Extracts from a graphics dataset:

####

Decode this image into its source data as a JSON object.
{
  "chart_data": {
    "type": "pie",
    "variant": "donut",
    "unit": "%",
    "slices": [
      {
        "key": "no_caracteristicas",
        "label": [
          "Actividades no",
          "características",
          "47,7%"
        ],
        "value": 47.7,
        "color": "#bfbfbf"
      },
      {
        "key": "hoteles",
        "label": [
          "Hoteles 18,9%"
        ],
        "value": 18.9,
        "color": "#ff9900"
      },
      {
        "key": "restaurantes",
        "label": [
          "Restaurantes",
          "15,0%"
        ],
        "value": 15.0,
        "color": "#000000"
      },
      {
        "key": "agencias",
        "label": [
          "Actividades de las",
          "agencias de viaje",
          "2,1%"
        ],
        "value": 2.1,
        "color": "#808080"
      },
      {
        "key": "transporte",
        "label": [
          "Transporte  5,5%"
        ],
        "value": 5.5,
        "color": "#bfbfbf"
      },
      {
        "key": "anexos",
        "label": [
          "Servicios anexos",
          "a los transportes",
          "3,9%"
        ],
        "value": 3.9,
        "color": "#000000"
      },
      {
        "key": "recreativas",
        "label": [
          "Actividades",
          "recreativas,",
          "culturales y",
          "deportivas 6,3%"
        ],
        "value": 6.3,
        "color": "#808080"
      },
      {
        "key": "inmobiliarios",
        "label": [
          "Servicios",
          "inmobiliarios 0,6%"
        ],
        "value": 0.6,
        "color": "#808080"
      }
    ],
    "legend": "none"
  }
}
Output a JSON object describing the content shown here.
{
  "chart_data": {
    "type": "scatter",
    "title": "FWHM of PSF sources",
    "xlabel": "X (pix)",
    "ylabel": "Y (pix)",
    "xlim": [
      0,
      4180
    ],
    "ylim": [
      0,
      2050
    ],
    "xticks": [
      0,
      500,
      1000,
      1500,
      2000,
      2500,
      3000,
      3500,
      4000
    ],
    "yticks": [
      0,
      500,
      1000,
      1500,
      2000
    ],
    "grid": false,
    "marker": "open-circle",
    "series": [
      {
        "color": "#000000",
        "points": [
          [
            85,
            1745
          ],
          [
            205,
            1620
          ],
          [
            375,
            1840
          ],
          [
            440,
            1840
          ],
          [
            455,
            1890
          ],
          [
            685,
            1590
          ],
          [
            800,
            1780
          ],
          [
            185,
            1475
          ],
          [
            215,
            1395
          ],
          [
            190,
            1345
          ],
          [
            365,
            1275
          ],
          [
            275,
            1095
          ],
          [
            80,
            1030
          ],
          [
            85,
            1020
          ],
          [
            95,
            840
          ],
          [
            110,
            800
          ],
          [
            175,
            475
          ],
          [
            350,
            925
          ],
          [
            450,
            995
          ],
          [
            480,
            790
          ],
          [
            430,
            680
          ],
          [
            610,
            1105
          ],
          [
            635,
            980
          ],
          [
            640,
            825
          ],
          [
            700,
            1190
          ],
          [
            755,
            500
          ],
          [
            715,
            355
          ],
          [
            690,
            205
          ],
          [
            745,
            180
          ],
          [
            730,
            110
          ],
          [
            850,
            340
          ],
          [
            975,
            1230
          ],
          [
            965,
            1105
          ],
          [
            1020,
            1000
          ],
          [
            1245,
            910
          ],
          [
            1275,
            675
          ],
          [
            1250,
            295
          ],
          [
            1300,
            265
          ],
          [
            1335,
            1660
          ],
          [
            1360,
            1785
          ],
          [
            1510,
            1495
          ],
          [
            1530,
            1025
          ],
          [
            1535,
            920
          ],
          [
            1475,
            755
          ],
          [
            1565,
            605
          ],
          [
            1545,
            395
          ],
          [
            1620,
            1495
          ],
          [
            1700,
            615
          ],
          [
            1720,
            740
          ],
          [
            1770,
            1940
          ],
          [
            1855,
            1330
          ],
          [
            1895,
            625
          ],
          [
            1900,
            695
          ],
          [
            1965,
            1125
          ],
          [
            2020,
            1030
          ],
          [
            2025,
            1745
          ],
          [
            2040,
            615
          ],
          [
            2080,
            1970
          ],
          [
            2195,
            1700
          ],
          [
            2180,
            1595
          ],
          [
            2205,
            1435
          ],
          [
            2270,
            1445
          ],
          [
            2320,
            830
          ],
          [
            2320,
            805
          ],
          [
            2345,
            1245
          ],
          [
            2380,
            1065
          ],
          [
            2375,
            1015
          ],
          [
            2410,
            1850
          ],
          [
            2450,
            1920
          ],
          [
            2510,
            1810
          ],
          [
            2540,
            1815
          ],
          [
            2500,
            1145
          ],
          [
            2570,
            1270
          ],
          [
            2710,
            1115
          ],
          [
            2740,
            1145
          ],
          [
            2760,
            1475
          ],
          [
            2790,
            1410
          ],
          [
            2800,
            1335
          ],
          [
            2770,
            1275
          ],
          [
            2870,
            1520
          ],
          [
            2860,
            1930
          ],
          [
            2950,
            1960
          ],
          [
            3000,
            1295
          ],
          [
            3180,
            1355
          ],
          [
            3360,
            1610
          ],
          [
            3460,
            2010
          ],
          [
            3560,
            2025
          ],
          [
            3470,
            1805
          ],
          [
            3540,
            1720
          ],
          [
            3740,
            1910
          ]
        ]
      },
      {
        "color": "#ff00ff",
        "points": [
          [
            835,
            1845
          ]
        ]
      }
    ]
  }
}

####

Exercise goal: Please quote the records above exactly, without skipping a line.

Written reply:
Decode this image into its source data as a JSON object.
{
  "chart_data": {
    "type": "pie",
    "variant": "donut",
    "unit": "%",
    "slices": [
      {
        "key": "no_caracteristicas",
        "label": [
          "Actividades no",
          "características",
          "47,7%"
        ],
        "value": 47.7,
        "color": "#bfbfbf"
      },
      {
        "key": "hoteles",
        "label": [
          "Hoteles 18,9%"
        ],
        "value": 18.9,
        "color": "#ff9900"
      },
      {
        "key": "restaurantes",
        "label": [
          "Restaurantes",
          "15,0%"
        ],
        "value": 15.0,
        "color": "#000000"
      },
      {
        "key": "agencias",
        "label": [
          "Actividades de las",
          "agencias de viaje",
          "2,1%"
        ],
        "value": 2.1,
        "color": "#808080"
      },
      {
        "key": "transporte",
        "label": [
          "Transporte  5,5%"
        ],
        "value": 5.5,
        "color": "#bfbfbf"
      },
      {
        "key": "anexos",
        "label": [
          "Servicios anexos",
          "a los transportes",
          "3,9%"
        ],
        "value": 3.9,
        "color": "#000000"
      },
      {
        "key": "recreativas",
        "label": [
          "Actividades",
          "recreativas,",
          "culturales y",
          "deportivas 6,3%"
        ],
        "value": 6.3,
        "color": "#808080"
      },
      {
        "key": "inmobiliarios",
        "label": [
          "Servicios",
          "inmobiliarios 0,6%"
        ],
        "value": 0.6,
        "color": "#808080"
      }
    ],
    "legend": "none"
  }
}
Output a JSON object describing the content shown here.
{
  "chart_data": {
    "type": "scatter",
    "title": "FWHM of PSF sources",
    "xlabel": "X (pix)",
    "ylabel": "Y (pix)",
    "xlim": [
      0,
      4180
    ],
    "ylim": [
      0,
      2050
    ],
    "xticks": [
      0,
      500,
      1000,
      1500,
      2000,
      2500,
      3000,
      3500,
      4000
    ],
    "yticks": [
      0,
      500,
      1000,
      1500,
      2000
    ],
    "grid": false,
    "marker": "open-circle",
    "series": [
      {
        "color": "#000000",
        "points": [
          [
            85,
            1745
          ],
          [
            205,
            1620
          ],
          [
            375,
            1840
          ],
          [
            440,
            1840
          ],
          [
            455,
            1890
          ],
          [
            685,
            1590
          ],
          [
            800,
            1780
          ],
          [
            185,
            1475
          ],
          [
            215,
            1395
          ],
          [
            190,
            1345
          ],
          [
            365,
            1275
          ],
          [
            275,
            1095
          ],
          [
            80,
            1030
          ],
          [
            85,
            1020
          ],
          [
            95,
            840
          ],
          [
            110,
            800
          ],
          [
            175,
            475
          ],
          [
            350,
            925
          ],
          [
            450,
            995
          ],
          [
            480,
            790
          ],
          [
            430,
            680
          ],
          [
            610,
            1105
          ],
          [
            635,
            980
          ],
          [
            640,
            825
          ],
          [
            700,
            1190
          ],
          [
            755,
            500
          ],
          [
            715,
            355
          ],
          [
            690,
            205
          ],
          [
            745,
            180
          ],
          [
            730,
            110
          ],
          [
            850,
            340
          ],
          [
            975,
            1230
          ],
          [
            965,
            1105
          ],
          [
            1020,
            1000
          ],
          [
            1245,
            910
          ],
          [
            1275,
            675
          ],
          [
            1250,
            295
          ],
          [
            1300,
            265
          ],
          [
            1335,
            1660
          ],
          [
            1360,
            1785
          ],
          [
            1510,
            1495
          ],
          [
            1530,
            1025
          ],
          [
            1535,
            920
          ],
          [
            1475,
            755
          ],
          [
            1565,
            605
          ],
          [
            1545,
            395
          ],
          [
            1620,
            1495
          ],
          [
            1700,
            615
          ],
          [
            1720,
            740
          ],
          [
            1770,
            1940
          ],
          [
            1855,
            1330
          ],
          [
            1895,
            625
          ],
          [
            1900,
            695
          ],
          [
            1965,
            1125
          ],
          [
            2020,
            1030
          ],
          [
            2025,
            1745
          ],
          [
            2040,
            615
          ],
          [
            2080,
            1970
          ],
          [
            2195,
            1700
          ],
          [
            2180,
            1595
          ],
          [
            2205,
            1435
          ],
          [
            2270,
            1445
          ],
          [
            2320,
            830
          ],
          [
            2320,
            805
          ],
          [
            2345,
            1245
          ],
          [
            2380,
            1065
          ],
          [
            2375,
            1015
          ],
          [
            2410,
            1850
          ],
          [
            2450,
            1920
          ],
          [
            2510,
            1810
          ],
          [
            2540,
            1815
          ],
          [
            2500,
            1145
          ],
          [
            2570,
            1270
          ],
          [
            2710,
            1115
          ],
          [
            2740,
            1145
          ],
          [
            2760,
            1475
          ],
          [
            2790,
            1410
          ],
          [
            2800,
            1335
          ],
          [
            2770,
            1275
          ],
          [
            2870,
            1520
          ],
          [
            2860,
            1930
          ],
          [
            2950,
            1960
          ],
          [
            3000,
            1295
          ],
          [
            3180,
            1355
          ],
          [
            3360,
            1610
          ],
          [
            3460,
            2010
          ],
          [
            3560,
            2025
          ],
          [
            3470,
            1805
          ],
          [
            3540,
            1720
          ],
          [
            3740,
            1910
          ]
        ]
      },
      {
        "color": "#ff00ff",
        "points": [
          [
            835,
            1845
          ]
        ]
      }
    ]
  }
}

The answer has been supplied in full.